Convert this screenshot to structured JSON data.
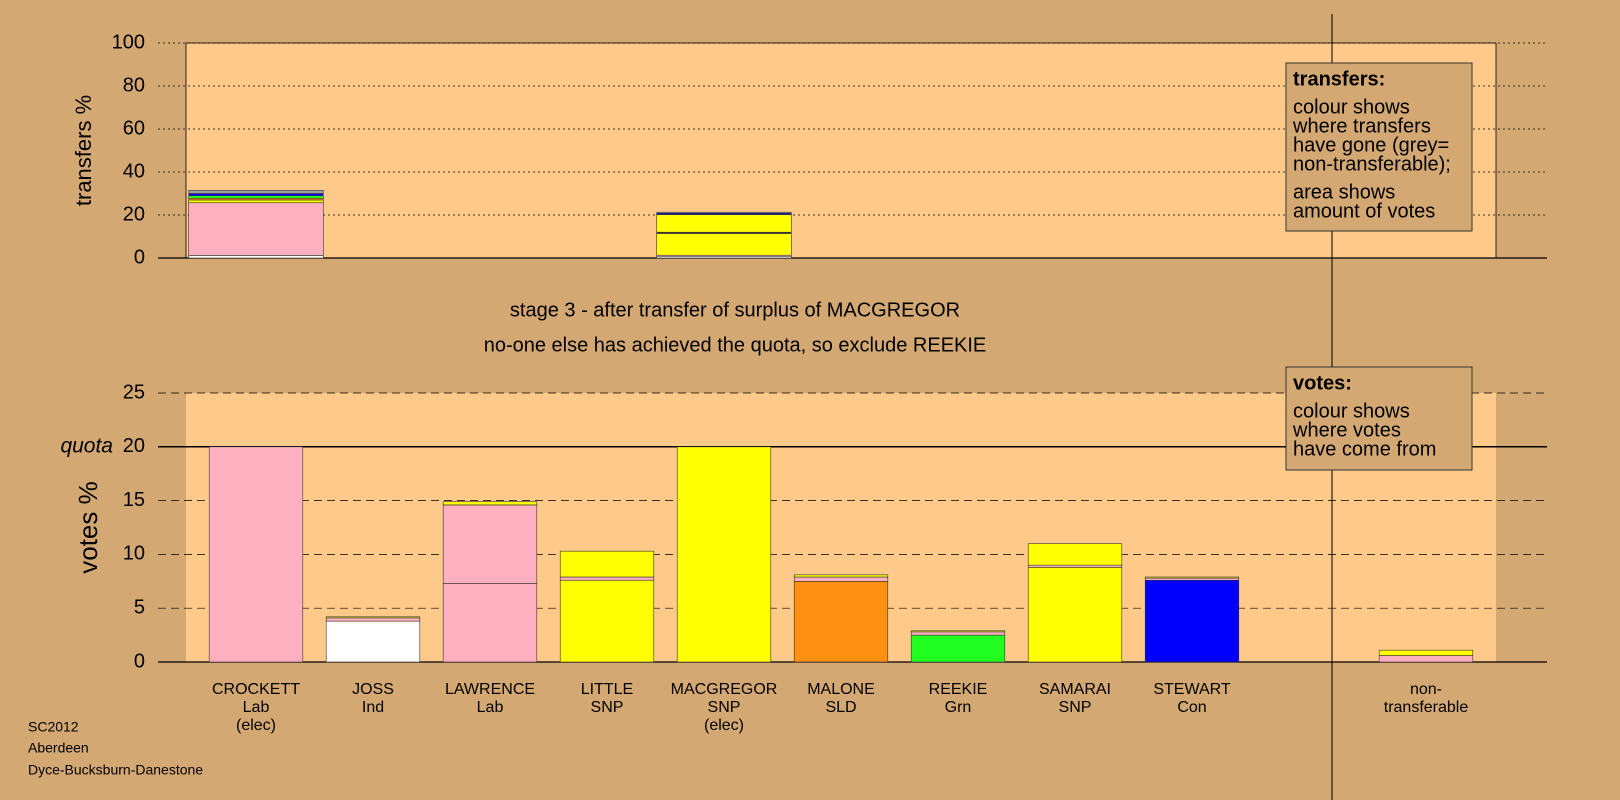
{
  "chart_data": [
    {
      "type": "stacked_bar",
      "ylabel": "transfers %",
      "ylim": [
        0,
        100
      ],
      "yticks": [
        0,
        20,
        40,
        60,
        80,
        100
      ],
      "stacks": [
        [
          {
            "value": 1.2,
            "color": "#ffffff"
          },
          {
            "value": 24.5,
            "color": "#ffb0c0"
          },
          {
            "value": 1.3,
            "color": "#ffff00"
          },
          {
            "value": 0.8,
            "color": "#ff9010"
          },
          {
            "value": 1.2,
            "color": "#20ff20"
          },
          {
            "value": 1.0,
            "color": "#0000ff"
          },
          {
            "value": 1.5,
            "color": "#a0a0a0"
          }
        ],
        null,
        null,
        null,
        [
          {
            "value": 0.8,
            "color": "#ffffff"
          },
          {
            "value": 0.5,
            "color": "#ffb0c0"
          },
          {
            "value": 10.0,
            "color": "#ffff00"
          },
          {
            "value": 0.4,
            "color": "#ff9010"
          },
          {
            "value": 0.3,
            "color": "#20ff20"
          },
          {
            "value": 8.2,
            "color": "#ffff00"
          },
          {
            "value": 0.6,
            "color": "#0000ff"
          },
          {
            "value": 0.5,
            "color": "#a0a0a0"
          }
        ],
        null,
        null,
        null,
        null,
        null,
        null
      ]
    },
    {
      "type": "stacked_bar",
      "ylabel": "votes %",
      "ylim": [
        0,
        25
      ],
      "yticks": [
        0,
        5,
        10,
        15,
        20,
        25
      ],
      "quota": 20,
      "quota_label": "quota",
      "categories": [
        [
          "CROCKETT",
          "Lab",
          "(elec)"
        ],
        [
          "JOSS",
          "Ind"
        ],
        [
          "LAWRENCE",
          "Lab"
        ],
        [
          "LITTLE",
          "SNP"
        ],
        [
          "MACGREGOR",
          "SNP",
          "(elec)"
        ],
        [
          "MALONE",
          "SLD"
        ],
        [
          "REEKIE",
          "Grn"
        ],
        [
          "SAMARAI",
          "SNP"
        ],
        [
          "STEWART",
          "Con"
        ],
        null,
        [
          "non-",
          "transferable"
        ]
      ],
      "stacks": [
        [
          {
            "value": 20,
            "color": "#ffb0c0"
          }
        ],
        [
          {
            "value": 3.8,
            "color": "#ffffff"
          },
          {
            "value": 0.3,
            "color": "#ffb0c0"
          },
          {
            "value": 0.1,
            "color": "#ffff00"
          }
        ],
        [
          {
            "value": 7.3,
            "color": "#ffb0c0"
          },
          {
            "value": 7.3,
            "color": "#ffb0c0"
          },
          {
            "value": 0.3,
            "color": "#ffff00"
          }
        ],
        [
          {
            "value": 7.6,
            "color": "#ffff00"
          },
          {
            "value": 0.3,
            "color": "#ffb0c0"
          },
          {
            "value": 2.4,
            "color": "#ffff00"
          }
        ],
        [
          {
            "value": 20,
            "color": "#ffff00"
          }
        ],
        [
          {
            "value": 7.5,
            "color": "#ff9010"
          },
          {
            "value": 0.4,
            "color": "#ffb0c0"
          },
          {
            "value": 0.2,
            "color": "#ffff00"
          }
        ],
        [
          {
            "value": 2.5,
            "color": "#20ff20"
          },
          {
            "value": 0.3,
            "color": "#ffb0c0"
          },
          {
            "value": 0.1,
            "color": "#ffff00"
          }
        ],
        [
          {
            "value": 8.8,
            "color": "#ffff00"
          },
          {
            "value": 0.2,
            "color": "#ffb0c0"
          },
          {
            "value": 2.0,
            "color": "#ffff00"
          }
        ],
        [
          {
            "value": 7.6,
            "color": "#0000ff"
          },
          {
            "value": 0.2,
            "color": "#ffb0c0"
          },
          {
            "value": 0.1,
            "color": "#ffff00"
          }
        ],
        null,
        [
          {
            "value": 0.6,
            "color": "#ffb0c0"
          },
          {
            "value": 0.5,
            "color": "#ffff00"
          }
        ]
      ]
    }
  ],
  "annotations": [
    "stage 3 - after transfer of surplus of MACGREGOR",
    "no-one else has achieved the quota, so exclude REEKIE"
  ],
  "notes": [
    {
      "title": "transfers:",
      "paragraphs": [
        [
          "colour shows",
          "where transfers",
          "have gone (grey=",
          "non-transferable);"
        ],
        [
          "area shows",
          "amount of votes"
        ]
      ]
    },
    {
      "title": "votes:",
      "paragraphs": [
        [
          "colour shows",
          "where votes",
          "have come from"
        ]
      ]
    }
  ],
  "footer": [
    "SC2012",
    "Aberdeen",
    "Dyce-Bucksburn-Danestone"
  ]
}
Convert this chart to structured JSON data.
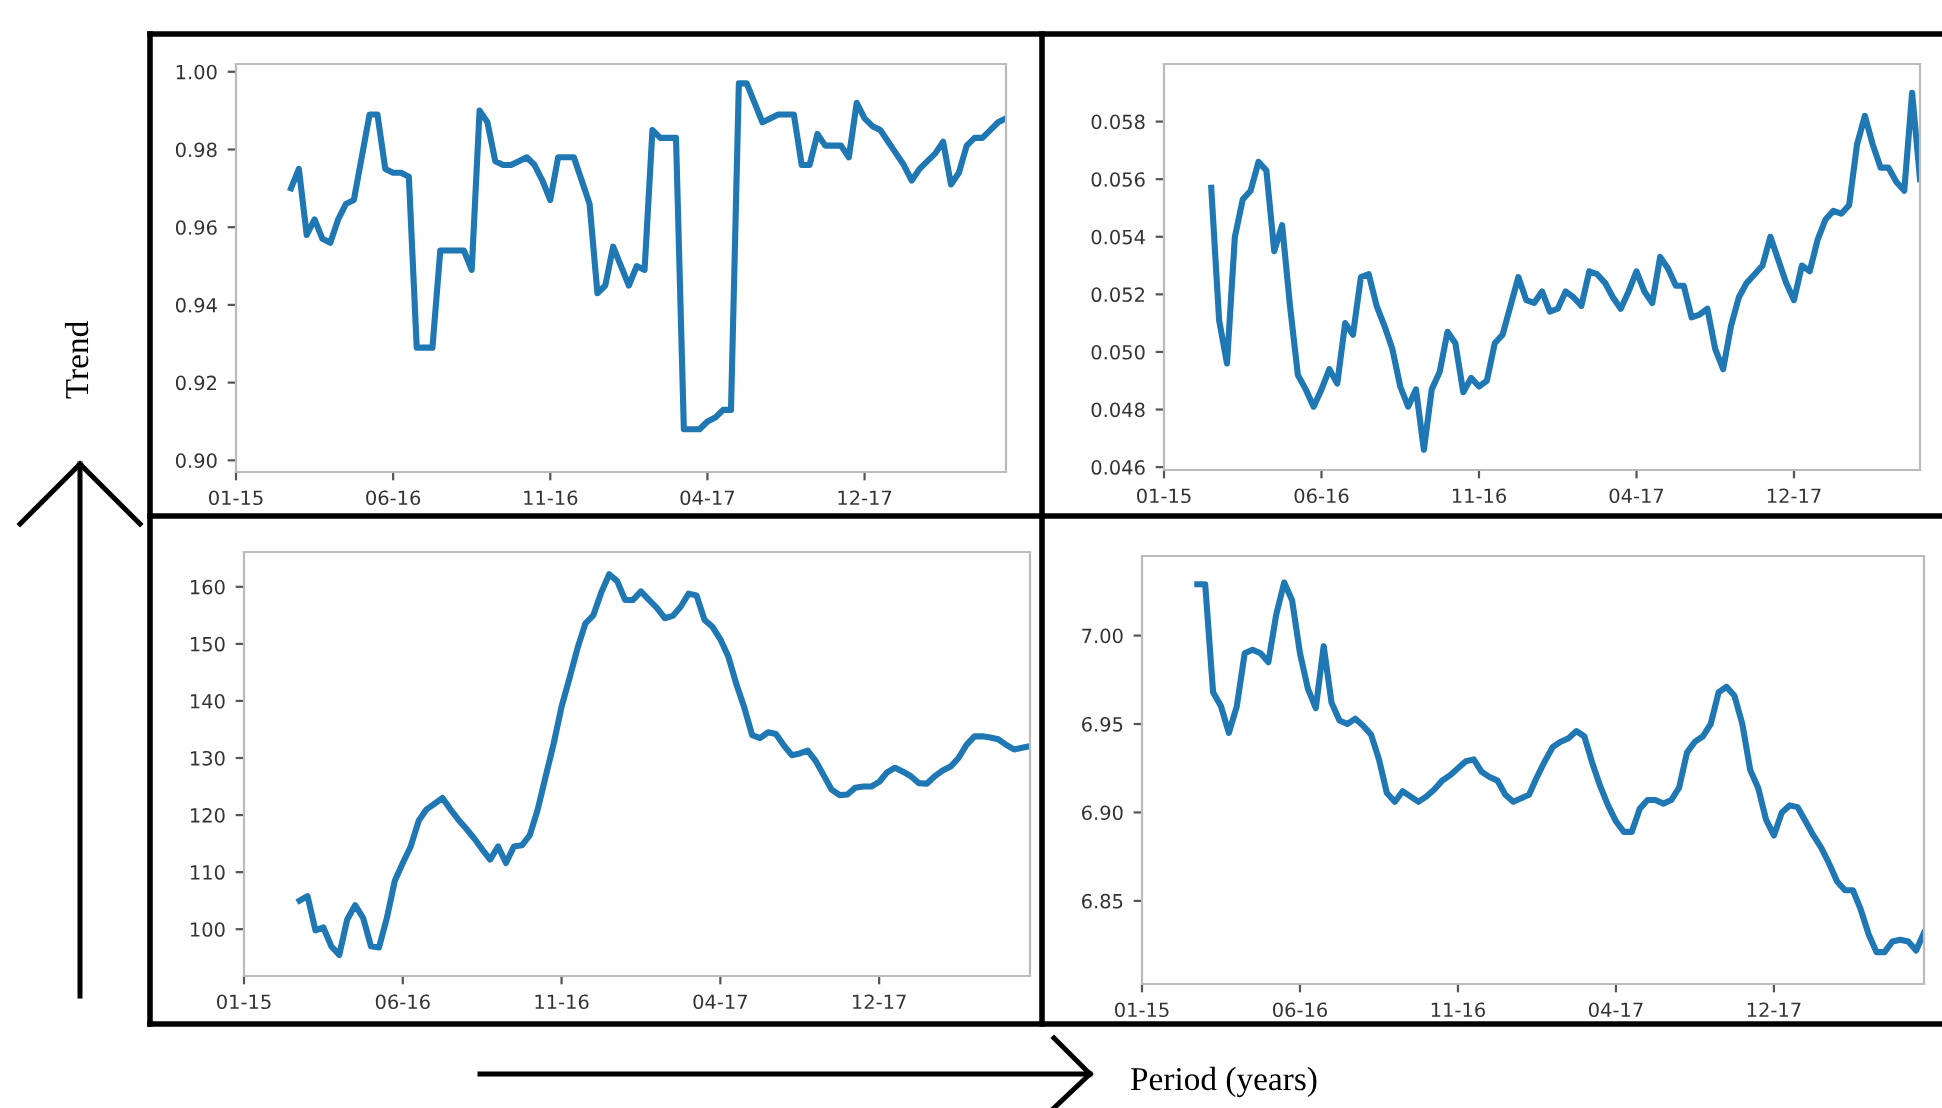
{
  "chart_data": [
    {
      "type": "line",
      "annotations": [
        "Trend"
      ],
      "ylim": [
        0.897,
        1.002
      ],
      "categories": [
        "01-15",
        null,
        null,
        null,
        null,
        null,
        null,
        null,
        null,
        null,
        null,
        null,
        null,
        null,
        null,
        null,
        null,
        null,
        null,
        null,
        "06-16",
        null,
        null,
        null,
        null,
        null,
        null,
        null,
        null,
        null,
        null,
        null,
        null,
        null,
        null,
        null,
        null,
        null,
        null,
        null,
        "11-16",
        null,
        null,
        null,
        null,
        null,
        null,
        null,
        null,
        null,
        null,
        null,
        null,
        null,
        null,
        null,
        null,
        null,
        null,
        null,
        "04-17",
        null,
        null,
        null,
        null,
        null,
        null,
        null,
        null,
        null,
        null,
        null,
        null,
        null,
        null,
        null,
        null,
        null,
        null,
        null,
        "12-17",
        null,
        null,
        null,
        null,
        null,
        null,
        null,
        null,
        null,
        null,
        null,
        null,
        null,
        null,
        null,
        null,
        null,
        null
      ],
      "yticks": [
        {
          "value": 0.9,
          "label": "0.90"
        },
        0.92,
        0.94,
        0.96,
        0.98,
        {
          "value": 1.0,
          "label": "1.00"
        }
      ],
      "grid": false,
      "legend": false,
      "series": [
        {
          "color": "#1f77b4",
          "values": [
            null,
            null,
            null,
            null,
            null,
            null,
            null,
            0.97,
            0.975,
            0.958,
            0.962,
            0.957,
            0.956,
            0.962,
            0.966,
            0.967,
            0.978,
            0.989,
            0.989,
            0.975,
            0.974,
            0.974,
            0.973,
            0.929,
            0.929,
            0.929,
            0.954,
            0.954,
            0.954,
            0.954,
            0.949,
            0.99,
            0.987,
            0.977,
            0.976,
            0.976,
            0.977,
            0.978,
            0.976,
            0.972,
            0.967,
            0.978,
            0.978,
            0.978,
            0.972,
            0.966,
            0.943,
            0.945,
            0.955,
            0.95,
            0.945,
            0.95,
            0.949,
            0.985,
            0.983,
            0.983,
            0.983,
            0.908,
            0.908,
            0.908,
            0.91,
            0.911,
            0.913,
            0.913,
            0.997,
            0.997,
            0.992,
            0.987,
            0.988,
            0.989,
            0.989,
            0.989,
            0.976,
            0.976,
            0.984,
            0.981,
            0.981,
            0.981,
            0.978,
            0.992,
            0.988,
            0.986,
            0.985,
            0.982,
            0.979,
            0.976,
            0.972,
            0.975,
            0.977,
            0.979,
            0.982,
            0.971,
            0.974,
            0.981,
            0.983,
            0.983,
            0.985,
            0.987,
            0.988
          ]
        }
      ]
    },
    {
      "type": "line",
      "ylim": [
        0.0459,
        0.06
      ],
      "categories": [
        "01-15",
        null,
        null,
        null,
        null,
        null,
        null,
        null,
        null,
        null,
        null,
        null,
        null,
        null,
        null,
        null,
        null,
        null,
        null,
        null,
        "06-16",
        null,
        null,
        null,
        null,
        null,
        null,
        null,
        null,
        null,
        null,
        null,
        null,
        null,
        null,
        null,
        null,
        null,
        null,
        null,
        "11-16",
        null,
        null,
        null,
        null,
        null,
        null,
        null,
        null,
        null,
        null,
        null,
        null,
        null,
        null,
        null,
        null,
        null,
        null,
        null,
        "04-17",
        null,
        null,
        null,
        null,
        null,
        null,
        null,
        null,
        null,
        null,
        null,
        null,
        null,
        null,
        null,
        null,
        null,
        null,
        null,
        "12-17",
        null,
        null,
        null,
        null,
        null,
        null,
        null,
        null,
        null,
        null,
        null,
        null,
        null,
        null,
        null,
        null
      ],
      "yticks": [
        {
          "value": 0.046,
          "label": "0.046"
        },
        {
          "value": 0.048,
          "label": "0.048"
        },
        {
          "value": 0.05,
          "label": "0.050"
        },
        {
          "value": 0.052,
          "label": "0.052"
        },
        {
          "value": 0.054,
          "label": "0.054"
        },
        {
          "value": 0.056,
          "label": "0.056"
        },
        {
          "value": 0.058,
          "label": "0.058"
        }
      ],
      "grid": false,
      "legend": false,
      "series": [
        {
          "color": "#1f77b4",
          "values": [
            null,
            null,
            null,
            null,
            null,
            null,
            0.0557,
            0.0511,
            0.0496,
            0.054,
            0.0553,
            0.0556,
            0.0566,
            0.0563,
            0.0535,
            0.0544,
            0.0516,
            0.0492,
            0.0487,
            0.0481,
            0.0487,
            0.0494,
            0.0489,
            0.051,
            0.0506,
            0.0526,
            0.0527,
            0.0516,
            0.0509,
            0.0501,
            0.0488,
            0.0481,
            0.0487,
            0.0466,
            0.0487,
            0.0493,
            0.0507,
            0.0503,
            0.0486,
            0.0491,
            0.0488,
            0.049,
            0.0503,
            0.0506,
            0.0516,
            0.0526,
            0.0518,
            0.0517,
            0.0521,
            0.0514,
            0.0515,
            0.0521,
            0.0519,
            0.0516,
            0.0528,
            0.0527,
            0.0524,
            0.0519,
            0.0515,
            0.0521,
            0.0528,
            0.0521,
            0.0517,
            0.0533,
            0.0529,
            0.0523,
            0.0523,
            0.0512,
            0.0513,
            0.0515,
            0.0501,
            0.0494,
            0.0509,
            0.0519,
            0.0524,
            0.0527,
            0.053,
            0.054,
            0.0532,
            0.0524,
            0.0518,
            0.053,
            0.0528,
            0.0539,
            0.0546,
            0.0549,
            0.0548,
            0.0551,
            0.0572,
            0.0582,
            0.0572,
            0.0564,
            0.0564,
            0.0559,
            0.0556,
            0.059,
            0.056
          ]
        }
      ]
    },
    {
      "type": "line",
      "ylim": [
        91.8,
        166.1
      ],
      "categories": [
        "01-15",
        null,
        null,
        null,
        null,
        null,
        null,
        null,
        null,
        null,
        null,
        null,
        null,
        null,
        null,
        null,
        null,
        null,
        null,
        null,
        "06-16",
        null,
        null,
        null,
        null,
        null,
        null,
        null,
        null,
        null,
        null,
        null,
        null,
        null,
        null,
        null,
        null,
        null,
        null,
        null,
        "11-16",
        null,
        null,
        null,
        null,
        null,
        null,
        null,
        null,
        null,
        null,
        null,
        null,
        null,
        null,
        null,
        null,
        null,
        null,
        null,
        "04-17",
        null,
        null,
        null,
        null,
        null,
        null,
        null,
        null,
        null,
        null,
        null,
        null,
        null,
        null,
        null,
        null,
        null,
        null,
        null,
        "12-17",
        null,
        null,
        null,
        null,
        null,
        null,
        null,
        null,
        null,
        null,
        null,
        null,
        null,
        null,
        null,
        null,
        null,
        null,
        null
      ],
      "yticks": [
        100,
        110,
        120,
        130,
        140,
        150,
        160
      ],
      "grid": false,
      "legend": false,
      "series": [
        {
          "color": "#1f77b4",
          "values": [
            null,
            null,
            null,
            null,
            null,
            null,
            null,
            105.0,
            105.8,
            99.8,
            100.3,
            97.0,
            95.5,
            101.7,
            104.2,
            102.0,
            97.0,
            96.8,
            102.0,
            108.5,
            111.6,
            114.5,
            119.0,
            121.0,
            122.0,
            123.0,
            121.0,
            119.2,
            117.6,
            115.9,
            114.0,
            112.2,
            114.5,
            111.6,
            114.5,
            114.7,
            116.5,
            121.0,
            126.8,
            132.5,
            139.0,
            144.0,
            149.2,
            153.6,
            155.0,
            159.0,
            162.2,
            161.0,
            157.7,
            157.7,
            159.2,
            157.7,
            156.3,
            154.5,
            154.9,
            156.5,
            158.8,
            158.5,
            154.2,
            153.0,
            150.8,
            147.8,
            143.0,
            138.9,
            134.0,
            133.5,
            134.5,
            134.2,
            132.2,
            130.5,
            130.8,
            131.3,
            129.5,
            127.0,
            124.5,
            123.5,
            123.6,
            124.8,
            125.0,
            125.0,
            125.8,
            127.5,
            128.3,
            127.6,
            126.8,
            125.6,
            125.5,
            126.8,
            127.8,
            128.5,
            130.0,
            132.3,
            133.8,
            133.8,
            133.6,
            133.3,
            132.3,
            131.5,
            131.8,
            132.1
          ]
        }
      ]
    },
    {
      "type": "line",
      "annotations": [
        "Period (years)"
      ],
      "ylim": [
        6.803,
        7.045
      ],
      "categories": [
        "01-15",
        null,
        null,
        null,
        null,
        null,
        null,
        null,
        null,
        null,
        null,
        null,
        null,
        null,
        null,
        null,
        null,
        null,
        null,
        null,
        "06-16",
        null,
        null,
        null,
        null,
        null,
        null,
        null,
        null,
        null,
        null,
        null,
        null,
        null,
        null,
        null,
        null,
        null,
        null,
        null,
        "11-16",
        null,
        null,
        null,
        null,
        null,
        null,
        null,
        null,
        null,
        null,
        null,
        null,
        null,
        null,
        null,
        null,
        null,
        null,
        null,
        "04-17",
        null,
        null,
        null,
        null,
        null,
        null,
        null,
        null,
        null,
        null,
        null,
        null,
        null,
        null,
        null,
        null,
        null,
        null,
        null,
        "12-17",
        null,
        null,
        null,
        null,
        null,
        null,
        null,
        null,
        null,
        null,
        null,
        null,
        null,
        null,
        null,
        null,
        null,
        null,
        null
      ],
      "yticks": [
        6.85,
        {
          "value": 6.9,
          "label": "6.90"
        },
        6.95,
        {
          "value": 7.0,
          "label": "7.00"
        }
      ],
      "grid": false,
      "legend": false,
      "series": [
        {
          "color": "#1f77b4",
          "values": [
            null,
            null,
            null,
            null,
            null,
            null,
            null,
            7.029,
            7.029,
            6.968,
            6.96,
            6.945,
            6.96,
            6.99,
            6.992,
            6.99,
            6.985,
            7.012,
            7.03,
            7.02,
            6.99,
            6.97,
            6.959,
            6.994,
            6.962,
            6.952,
            6.95,
            6.953,
            6.949,
            6.944,
            6.93,
            6.911,
            6.906,
            6.912,
            6.909,
            6.906,
            6.909,
            6.913,
            6.918,
            6.921,
            6.925,
            6.929,
            6.93,
            6.923,
            6.92,
            6.918,
            6.91,
            6.906,
            6.908,
            6.91,
            6.92,
            6.929,
            6.937,
            6.94,
            6.942,
            6.946,
            6.943,
            6.928,
            6.915,
            6.904,
            6.895,
            6.889,
            6.889,
            6.902,
            6.907,
            6.907,
            6.905,
            6.907,
            6.914,
            6.934,
            6.94,
            6.943,
            6.95,
            6.968,
            6.971,
            6.966,
            6.95,
            6.924,
            6.914,
            6.896,
            6.887,
            6.9,
            6.904,
            6.903,
            6.895,
            6.887,
            6.88,
            6.871,
            6.861,
            6.856,
            6.856,
            6.845,
            6.831,
            6.821,
            6.821,
            6.827,
            6.828,
            6.827,
            6.822,
            6.832
          ]
        }
      ]
    }
  ]
}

_____

■ TASK GOAL
Lines that hold "structured" are the ones to copy; find all of them.

■ THE ANSWER
Convert this screenshot to structured JSON data.
Convert this chart to structured JSON data.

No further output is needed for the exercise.